> [Exercise prompt]: What number of lines contain the word "Halo"? Reply with the number and nothing else.

A run of records:
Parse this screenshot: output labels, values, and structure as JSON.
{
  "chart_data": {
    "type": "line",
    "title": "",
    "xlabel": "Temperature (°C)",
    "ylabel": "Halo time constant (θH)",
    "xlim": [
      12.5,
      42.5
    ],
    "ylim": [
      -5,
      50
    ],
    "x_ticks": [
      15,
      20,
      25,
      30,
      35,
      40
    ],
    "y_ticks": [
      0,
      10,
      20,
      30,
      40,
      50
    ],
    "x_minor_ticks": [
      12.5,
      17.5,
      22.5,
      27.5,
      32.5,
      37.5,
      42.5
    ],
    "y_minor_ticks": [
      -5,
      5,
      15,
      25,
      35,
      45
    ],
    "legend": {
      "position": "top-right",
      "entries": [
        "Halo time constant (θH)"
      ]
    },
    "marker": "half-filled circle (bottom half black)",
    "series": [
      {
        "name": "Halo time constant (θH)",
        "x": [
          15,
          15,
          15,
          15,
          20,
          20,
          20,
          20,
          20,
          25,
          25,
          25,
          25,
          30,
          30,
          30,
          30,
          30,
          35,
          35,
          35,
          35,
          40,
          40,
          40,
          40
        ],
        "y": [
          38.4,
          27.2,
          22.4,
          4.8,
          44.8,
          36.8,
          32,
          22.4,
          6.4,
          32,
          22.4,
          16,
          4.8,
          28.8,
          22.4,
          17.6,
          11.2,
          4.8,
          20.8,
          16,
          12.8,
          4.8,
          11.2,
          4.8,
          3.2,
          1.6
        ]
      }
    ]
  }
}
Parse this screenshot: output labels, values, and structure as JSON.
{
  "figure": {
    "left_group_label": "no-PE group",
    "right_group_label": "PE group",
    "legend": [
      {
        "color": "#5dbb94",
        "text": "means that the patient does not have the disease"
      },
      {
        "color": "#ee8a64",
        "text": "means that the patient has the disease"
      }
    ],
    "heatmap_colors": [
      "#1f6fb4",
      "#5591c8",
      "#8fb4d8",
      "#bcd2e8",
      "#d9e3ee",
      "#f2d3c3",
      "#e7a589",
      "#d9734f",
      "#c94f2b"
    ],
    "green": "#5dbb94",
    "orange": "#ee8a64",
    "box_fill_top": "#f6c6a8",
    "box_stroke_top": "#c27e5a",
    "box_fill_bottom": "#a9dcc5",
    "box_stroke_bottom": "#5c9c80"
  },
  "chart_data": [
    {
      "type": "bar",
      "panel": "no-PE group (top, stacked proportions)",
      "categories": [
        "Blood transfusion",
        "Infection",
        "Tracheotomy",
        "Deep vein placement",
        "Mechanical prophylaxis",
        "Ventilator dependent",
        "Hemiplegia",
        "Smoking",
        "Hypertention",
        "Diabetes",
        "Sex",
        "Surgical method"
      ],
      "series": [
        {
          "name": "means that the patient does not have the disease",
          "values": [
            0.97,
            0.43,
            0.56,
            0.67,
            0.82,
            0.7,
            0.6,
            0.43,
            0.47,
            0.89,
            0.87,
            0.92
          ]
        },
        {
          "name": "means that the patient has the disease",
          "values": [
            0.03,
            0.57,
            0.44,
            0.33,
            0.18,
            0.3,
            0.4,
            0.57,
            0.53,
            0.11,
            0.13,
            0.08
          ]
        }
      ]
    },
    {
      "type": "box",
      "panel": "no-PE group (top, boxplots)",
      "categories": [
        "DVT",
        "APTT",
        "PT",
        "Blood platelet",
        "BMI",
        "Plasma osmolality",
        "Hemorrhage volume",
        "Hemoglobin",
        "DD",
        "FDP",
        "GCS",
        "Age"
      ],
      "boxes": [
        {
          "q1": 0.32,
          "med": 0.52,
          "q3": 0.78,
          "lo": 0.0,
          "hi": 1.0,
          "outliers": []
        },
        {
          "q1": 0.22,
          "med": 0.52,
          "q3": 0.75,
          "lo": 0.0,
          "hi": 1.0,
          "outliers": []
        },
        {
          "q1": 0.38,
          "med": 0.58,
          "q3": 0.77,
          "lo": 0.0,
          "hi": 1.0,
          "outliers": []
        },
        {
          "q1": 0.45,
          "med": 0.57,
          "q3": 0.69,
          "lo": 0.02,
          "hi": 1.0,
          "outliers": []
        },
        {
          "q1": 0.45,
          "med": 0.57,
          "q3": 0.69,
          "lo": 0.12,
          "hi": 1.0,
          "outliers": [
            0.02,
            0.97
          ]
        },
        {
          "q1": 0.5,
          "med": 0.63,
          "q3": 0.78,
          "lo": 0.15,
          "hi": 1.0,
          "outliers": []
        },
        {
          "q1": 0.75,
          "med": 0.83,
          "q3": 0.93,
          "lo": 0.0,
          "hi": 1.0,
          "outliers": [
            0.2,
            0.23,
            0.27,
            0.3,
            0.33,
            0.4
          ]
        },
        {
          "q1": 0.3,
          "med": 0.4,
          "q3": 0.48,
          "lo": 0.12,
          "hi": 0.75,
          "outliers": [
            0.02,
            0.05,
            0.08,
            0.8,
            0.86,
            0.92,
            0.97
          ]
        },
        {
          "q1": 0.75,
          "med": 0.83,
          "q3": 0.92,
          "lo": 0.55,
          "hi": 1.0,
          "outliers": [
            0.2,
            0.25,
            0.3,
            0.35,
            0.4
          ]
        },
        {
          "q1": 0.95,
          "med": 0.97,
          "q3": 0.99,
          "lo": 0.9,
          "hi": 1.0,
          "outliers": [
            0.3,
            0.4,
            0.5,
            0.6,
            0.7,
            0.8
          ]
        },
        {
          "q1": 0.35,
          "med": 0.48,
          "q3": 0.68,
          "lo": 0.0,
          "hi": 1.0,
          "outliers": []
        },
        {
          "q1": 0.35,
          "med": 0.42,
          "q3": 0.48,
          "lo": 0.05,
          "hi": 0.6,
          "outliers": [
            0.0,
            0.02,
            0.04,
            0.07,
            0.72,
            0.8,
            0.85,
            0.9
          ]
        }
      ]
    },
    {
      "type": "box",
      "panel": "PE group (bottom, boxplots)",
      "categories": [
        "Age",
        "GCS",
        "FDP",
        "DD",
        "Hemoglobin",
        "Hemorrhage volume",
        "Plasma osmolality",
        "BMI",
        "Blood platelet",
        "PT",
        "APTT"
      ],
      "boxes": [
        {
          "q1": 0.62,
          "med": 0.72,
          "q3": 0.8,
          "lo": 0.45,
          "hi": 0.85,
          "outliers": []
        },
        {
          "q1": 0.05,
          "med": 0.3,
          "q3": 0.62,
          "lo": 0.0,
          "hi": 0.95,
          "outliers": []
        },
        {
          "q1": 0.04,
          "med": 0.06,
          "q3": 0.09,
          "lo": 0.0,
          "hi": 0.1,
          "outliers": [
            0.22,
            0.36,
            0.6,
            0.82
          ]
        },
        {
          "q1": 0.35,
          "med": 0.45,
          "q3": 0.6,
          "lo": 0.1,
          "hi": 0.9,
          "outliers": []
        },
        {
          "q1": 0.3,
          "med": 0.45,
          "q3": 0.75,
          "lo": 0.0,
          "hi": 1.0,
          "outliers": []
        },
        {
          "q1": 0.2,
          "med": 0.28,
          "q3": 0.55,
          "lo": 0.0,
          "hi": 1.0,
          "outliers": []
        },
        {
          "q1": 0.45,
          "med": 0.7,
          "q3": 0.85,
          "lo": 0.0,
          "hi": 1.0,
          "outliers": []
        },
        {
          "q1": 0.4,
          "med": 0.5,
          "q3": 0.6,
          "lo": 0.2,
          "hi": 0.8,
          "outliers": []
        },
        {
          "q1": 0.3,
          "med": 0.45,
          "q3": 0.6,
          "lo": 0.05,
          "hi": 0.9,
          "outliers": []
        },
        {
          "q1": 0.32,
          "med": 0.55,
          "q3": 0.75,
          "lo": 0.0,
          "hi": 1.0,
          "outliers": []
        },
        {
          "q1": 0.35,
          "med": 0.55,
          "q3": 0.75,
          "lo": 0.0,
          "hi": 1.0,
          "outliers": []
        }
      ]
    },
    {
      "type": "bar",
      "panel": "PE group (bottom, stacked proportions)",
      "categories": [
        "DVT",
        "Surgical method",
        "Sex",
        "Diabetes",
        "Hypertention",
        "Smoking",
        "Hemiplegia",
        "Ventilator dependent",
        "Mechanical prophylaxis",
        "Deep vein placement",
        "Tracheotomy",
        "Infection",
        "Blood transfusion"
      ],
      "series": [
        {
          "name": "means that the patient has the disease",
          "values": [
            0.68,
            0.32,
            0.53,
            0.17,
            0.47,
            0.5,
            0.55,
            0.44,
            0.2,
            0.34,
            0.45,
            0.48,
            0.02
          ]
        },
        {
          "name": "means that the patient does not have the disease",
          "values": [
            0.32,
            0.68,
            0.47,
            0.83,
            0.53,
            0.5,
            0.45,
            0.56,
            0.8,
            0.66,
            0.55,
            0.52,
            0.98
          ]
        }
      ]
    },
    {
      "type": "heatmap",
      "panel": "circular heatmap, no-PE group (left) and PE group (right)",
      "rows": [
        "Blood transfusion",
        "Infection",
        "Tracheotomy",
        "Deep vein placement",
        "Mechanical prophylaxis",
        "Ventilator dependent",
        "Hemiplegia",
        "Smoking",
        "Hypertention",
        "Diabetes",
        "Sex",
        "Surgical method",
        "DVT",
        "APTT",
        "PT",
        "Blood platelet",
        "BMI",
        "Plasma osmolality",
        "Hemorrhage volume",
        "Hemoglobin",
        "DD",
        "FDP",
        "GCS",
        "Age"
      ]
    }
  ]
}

> [Written answer]: 3